EXTRACTED ENTRIES.
★ ★ ★ ★

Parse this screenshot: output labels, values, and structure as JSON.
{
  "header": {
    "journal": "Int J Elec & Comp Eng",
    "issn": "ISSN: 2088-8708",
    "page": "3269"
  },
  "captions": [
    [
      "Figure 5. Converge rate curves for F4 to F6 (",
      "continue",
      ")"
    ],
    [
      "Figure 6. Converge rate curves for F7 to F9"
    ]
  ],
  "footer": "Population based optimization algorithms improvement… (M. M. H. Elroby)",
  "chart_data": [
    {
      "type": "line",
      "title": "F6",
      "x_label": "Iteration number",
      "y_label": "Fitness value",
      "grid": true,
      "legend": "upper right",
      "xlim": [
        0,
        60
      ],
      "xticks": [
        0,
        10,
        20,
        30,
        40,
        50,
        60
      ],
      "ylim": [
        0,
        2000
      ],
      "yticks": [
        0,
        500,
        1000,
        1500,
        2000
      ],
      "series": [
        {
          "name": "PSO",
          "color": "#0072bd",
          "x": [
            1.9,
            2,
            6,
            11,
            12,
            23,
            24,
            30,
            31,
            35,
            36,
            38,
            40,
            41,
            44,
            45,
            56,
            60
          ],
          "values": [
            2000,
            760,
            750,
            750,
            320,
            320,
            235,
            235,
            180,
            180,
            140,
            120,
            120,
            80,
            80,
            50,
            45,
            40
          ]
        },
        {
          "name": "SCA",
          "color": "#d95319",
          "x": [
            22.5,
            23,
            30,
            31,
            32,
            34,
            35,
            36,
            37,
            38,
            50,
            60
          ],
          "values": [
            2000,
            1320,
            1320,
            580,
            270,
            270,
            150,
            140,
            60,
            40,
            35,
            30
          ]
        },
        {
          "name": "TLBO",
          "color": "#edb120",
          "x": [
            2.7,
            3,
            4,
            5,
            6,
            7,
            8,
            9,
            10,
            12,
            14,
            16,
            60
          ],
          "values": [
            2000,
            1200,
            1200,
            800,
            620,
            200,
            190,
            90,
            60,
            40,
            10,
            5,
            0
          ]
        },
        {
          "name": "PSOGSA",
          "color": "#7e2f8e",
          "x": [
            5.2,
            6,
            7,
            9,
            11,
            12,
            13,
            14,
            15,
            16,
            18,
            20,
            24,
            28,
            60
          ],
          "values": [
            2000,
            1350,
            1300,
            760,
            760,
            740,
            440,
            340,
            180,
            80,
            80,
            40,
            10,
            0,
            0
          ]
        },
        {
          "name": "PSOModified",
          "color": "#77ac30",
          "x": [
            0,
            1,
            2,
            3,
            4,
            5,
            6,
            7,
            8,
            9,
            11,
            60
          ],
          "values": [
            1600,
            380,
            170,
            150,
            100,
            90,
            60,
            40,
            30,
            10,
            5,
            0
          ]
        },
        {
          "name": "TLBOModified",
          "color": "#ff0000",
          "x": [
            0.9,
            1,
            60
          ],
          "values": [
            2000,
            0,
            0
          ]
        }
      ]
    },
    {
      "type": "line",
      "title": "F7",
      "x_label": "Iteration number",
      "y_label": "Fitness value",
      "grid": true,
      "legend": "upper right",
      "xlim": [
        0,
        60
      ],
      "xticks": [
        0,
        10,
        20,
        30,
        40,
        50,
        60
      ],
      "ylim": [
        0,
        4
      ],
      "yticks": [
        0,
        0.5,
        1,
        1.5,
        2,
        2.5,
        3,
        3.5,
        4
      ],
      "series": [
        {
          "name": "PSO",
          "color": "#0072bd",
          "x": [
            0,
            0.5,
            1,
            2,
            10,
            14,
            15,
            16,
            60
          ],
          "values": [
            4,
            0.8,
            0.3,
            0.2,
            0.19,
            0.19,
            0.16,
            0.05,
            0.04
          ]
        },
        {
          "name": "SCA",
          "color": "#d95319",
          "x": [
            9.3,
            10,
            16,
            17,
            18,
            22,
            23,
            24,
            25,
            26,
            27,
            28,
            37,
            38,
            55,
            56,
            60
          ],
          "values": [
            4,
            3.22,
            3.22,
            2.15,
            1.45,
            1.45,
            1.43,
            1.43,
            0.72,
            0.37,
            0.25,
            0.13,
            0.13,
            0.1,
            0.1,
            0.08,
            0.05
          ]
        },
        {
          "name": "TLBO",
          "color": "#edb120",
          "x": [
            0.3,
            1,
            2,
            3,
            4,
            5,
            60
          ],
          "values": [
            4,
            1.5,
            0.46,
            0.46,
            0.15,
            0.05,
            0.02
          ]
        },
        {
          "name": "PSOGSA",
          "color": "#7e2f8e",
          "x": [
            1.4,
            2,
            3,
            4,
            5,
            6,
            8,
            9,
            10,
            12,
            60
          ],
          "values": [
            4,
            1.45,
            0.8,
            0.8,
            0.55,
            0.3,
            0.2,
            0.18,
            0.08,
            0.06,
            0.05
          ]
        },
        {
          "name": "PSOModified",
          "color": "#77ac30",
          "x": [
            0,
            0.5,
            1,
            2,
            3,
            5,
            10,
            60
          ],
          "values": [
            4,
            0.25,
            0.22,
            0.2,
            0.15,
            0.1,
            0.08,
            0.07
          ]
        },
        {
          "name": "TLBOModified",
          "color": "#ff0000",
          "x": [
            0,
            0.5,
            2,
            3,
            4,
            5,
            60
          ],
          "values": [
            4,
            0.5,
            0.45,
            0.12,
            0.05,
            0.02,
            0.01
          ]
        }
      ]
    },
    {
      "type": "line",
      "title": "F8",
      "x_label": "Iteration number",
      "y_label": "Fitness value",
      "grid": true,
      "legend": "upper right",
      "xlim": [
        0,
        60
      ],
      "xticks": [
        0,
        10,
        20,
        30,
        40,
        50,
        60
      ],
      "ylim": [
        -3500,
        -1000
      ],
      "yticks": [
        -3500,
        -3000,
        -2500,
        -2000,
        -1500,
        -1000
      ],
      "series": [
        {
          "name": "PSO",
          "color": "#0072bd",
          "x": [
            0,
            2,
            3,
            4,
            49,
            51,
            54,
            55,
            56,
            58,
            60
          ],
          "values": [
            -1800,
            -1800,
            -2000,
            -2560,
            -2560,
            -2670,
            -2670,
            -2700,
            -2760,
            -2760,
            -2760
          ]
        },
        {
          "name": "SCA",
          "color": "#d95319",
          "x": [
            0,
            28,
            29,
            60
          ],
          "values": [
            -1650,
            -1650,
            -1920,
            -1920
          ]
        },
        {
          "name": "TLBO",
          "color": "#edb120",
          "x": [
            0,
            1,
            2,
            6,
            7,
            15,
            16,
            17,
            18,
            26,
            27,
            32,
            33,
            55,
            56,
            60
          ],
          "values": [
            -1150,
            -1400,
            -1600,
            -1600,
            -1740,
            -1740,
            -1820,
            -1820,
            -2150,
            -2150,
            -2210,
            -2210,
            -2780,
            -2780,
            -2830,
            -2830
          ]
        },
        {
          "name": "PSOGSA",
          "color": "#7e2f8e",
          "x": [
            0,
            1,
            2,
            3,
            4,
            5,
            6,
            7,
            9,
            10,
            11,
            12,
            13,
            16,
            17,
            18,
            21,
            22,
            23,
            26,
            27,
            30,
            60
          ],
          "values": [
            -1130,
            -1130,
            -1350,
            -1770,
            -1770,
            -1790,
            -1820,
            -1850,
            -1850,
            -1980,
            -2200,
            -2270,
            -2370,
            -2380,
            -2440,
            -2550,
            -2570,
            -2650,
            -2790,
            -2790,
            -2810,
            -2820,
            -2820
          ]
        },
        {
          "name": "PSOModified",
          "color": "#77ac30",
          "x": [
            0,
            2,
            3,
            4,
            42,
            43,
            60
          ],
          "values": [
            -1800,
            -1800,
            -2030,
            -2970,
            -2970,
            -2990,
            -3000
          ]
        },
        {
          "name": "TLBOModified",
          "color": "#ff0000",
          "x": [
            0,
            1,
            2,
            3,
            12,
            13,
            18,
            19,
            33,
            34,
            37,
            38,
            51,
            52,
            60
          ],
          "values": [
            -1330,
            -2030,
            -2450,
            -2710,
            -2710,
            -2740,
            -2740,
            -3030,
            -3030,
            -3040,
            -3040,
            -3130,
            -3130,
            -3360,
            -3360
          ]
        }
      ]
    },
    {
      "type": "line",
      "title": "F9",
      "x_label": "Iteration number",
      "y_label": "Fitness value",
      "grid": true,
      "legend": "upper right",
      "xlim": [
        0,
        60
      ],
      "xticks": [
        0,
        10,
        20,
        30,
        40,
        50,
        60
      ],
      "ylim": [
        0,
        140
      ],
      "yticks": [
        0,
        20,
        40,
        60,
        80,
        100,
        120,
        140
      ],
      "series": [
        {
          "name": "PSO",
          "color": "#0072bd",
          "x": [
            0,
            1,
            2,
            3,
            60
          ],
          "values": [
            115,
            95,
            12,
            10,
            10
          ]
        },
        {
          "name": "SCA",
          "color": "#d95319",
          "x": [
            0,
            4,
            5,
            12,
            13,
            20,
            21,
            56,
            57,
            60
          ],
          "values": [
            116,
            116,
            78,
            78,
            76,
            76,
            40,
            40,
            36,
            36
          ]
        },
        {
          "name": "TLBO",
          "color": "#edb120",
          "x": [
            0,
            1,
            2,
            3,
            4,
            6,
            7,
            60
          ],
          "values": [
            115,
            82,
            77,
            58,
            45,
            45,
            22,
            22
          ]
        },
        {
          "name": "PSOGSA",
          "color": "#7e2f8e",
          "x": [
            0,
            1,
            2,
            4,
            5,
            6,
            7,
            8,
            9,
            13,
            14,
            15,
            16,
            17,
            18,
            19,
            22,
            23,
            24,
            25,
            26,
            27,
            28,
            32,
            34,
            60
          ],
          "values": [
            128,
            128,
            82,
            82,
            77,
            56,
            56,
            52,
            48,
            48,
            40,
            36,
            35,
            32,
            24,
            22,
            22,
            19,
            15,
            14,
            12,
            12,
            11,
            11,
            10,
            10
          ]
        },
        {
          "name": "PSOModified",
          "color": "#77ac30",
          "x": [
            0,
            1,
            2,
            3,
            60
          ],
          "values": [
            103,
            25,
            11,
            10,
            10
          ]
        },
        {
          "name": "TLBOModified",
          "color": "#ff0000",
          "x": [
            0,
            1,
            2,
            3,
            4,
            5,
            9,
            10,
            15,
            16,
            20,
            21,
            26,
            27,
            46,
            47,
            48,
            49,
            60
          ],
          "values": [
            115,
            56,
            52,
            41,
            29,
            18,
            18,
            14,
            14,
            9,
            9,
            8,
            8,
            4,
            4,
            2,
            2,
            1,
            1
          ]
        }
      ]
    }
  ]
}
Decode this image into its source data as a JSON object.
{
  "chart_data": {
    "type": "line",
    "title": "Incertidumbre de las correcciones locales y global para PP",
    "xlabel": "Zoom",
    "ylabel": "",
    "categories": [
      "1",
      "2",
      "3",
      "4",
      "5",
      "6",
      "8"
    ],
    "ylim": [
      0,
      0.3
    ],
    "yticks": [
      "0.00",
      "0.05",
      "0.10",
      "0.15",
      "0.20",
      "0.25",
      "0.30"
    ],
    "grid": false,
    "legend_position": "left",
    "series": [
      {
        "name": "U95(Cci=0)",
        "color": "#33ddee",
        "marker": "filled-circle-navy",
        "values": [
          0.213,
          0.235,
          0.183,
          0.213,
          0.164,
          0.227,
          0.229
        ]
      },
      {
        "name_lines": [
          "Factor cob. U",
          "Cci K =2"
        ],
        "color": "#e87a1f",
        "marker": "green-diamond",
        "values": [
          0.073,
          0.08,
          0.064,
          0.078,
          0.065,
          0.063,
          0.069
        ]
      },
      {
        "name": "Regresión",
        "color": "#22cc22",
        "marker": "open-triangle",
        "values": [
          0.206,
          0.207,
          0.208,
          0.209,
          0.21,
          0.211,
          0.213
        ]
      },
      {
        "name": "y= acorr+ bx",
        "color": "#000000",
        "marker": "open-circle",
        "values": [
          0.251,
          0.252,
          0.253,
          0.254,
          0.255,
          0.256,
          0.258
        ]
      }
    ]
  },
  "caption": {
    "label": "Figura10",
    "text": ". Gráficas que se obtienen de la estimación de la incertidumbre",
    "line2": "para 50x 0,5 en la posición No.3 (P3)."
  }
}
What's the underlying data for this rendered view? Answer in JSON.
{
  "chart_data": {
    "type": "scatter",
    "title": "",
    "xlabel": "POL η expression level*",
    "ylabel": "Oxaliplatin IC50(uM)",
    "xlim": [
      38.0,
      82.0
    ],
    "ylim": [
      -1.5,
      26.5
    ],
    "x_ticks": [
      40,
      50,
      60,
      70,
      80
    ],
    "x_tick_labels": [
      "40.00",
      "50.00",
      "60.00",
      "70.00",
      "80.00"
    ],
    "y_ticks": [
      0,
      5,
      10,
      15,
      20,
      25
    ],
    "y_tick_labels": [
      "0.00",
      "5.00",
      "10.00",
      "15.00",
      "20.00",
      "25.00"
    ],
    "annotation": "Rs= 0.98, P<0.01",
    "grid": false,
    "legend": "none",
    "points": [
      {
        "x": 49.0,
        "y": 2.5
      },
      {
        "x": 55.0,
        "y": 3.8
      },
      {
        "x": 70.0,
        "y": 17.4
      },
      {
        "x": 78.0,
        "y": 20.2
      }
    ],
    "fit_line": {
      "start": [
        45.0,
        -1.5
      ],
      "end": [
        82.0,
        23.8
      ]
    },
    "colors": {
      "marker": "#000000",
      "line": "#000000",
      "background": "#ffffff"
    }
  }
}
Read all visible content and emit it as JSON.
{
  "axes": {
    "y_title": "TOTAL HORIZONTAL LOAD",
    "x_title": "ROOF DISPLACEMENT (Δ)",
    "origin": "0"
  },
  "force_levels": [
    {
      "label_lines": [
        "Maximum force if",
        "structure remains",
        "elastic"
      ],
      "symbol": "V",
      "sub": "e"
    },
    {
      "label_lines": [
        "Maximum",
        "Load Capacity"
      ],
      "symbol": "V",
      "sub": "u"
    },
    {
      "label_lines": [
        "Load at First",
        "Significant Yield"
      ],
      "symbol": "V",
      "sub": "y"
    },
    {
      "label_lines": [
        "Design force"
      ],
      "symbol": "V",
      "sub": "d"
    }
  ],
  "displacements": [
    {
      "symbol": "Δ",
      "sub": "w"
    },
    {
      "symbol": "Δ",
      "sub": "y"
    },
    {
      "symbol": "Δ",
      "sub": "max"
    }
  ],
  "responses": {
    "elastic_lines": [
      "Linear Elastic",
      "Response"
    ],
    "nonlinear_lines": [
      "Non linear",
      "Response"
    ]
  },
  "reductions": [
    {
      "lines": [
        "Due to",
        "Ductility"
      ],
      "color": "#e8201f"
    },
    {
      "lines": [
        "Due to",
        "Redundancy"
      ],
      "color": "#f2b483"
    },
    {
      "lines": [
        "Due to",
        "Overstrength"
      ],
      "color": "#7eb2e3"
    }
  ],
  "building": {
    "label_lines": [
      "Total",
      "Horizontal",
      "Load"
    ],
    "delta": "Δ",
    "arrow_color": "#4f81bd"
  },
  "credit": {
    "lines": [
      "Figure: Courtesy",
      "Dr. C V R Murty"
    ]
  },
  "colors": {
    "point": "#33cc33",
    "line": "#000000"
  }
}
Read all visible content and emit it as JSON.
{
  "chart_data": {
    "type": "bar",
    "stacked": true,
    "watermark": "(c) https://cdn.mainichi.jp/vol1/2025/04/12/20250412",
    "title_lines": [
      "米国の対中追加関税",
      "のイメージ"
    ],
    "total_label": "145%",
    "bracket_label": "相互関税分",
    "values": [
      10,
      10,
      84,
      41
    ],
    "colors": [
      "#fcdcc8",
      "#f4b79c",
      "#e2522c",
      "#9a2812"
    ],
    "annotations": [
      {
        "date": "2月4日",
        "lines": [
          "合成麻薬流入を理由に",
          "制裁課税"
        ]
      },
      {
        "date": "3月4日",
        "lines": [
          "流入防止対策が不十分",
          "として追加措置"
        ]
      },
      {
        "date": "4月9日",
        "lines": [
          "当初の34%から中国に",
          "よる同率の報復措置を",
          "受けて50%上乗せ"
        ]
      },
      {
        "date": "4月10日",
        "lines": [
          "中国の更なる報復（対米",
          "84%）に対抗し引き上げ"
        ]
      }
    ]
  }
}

★ ★ ★ ★

STATED TASK.
Count each line of the entries that holds the word "xlabel", then state the total and nothing more.

EXERCISE ANSWER.
2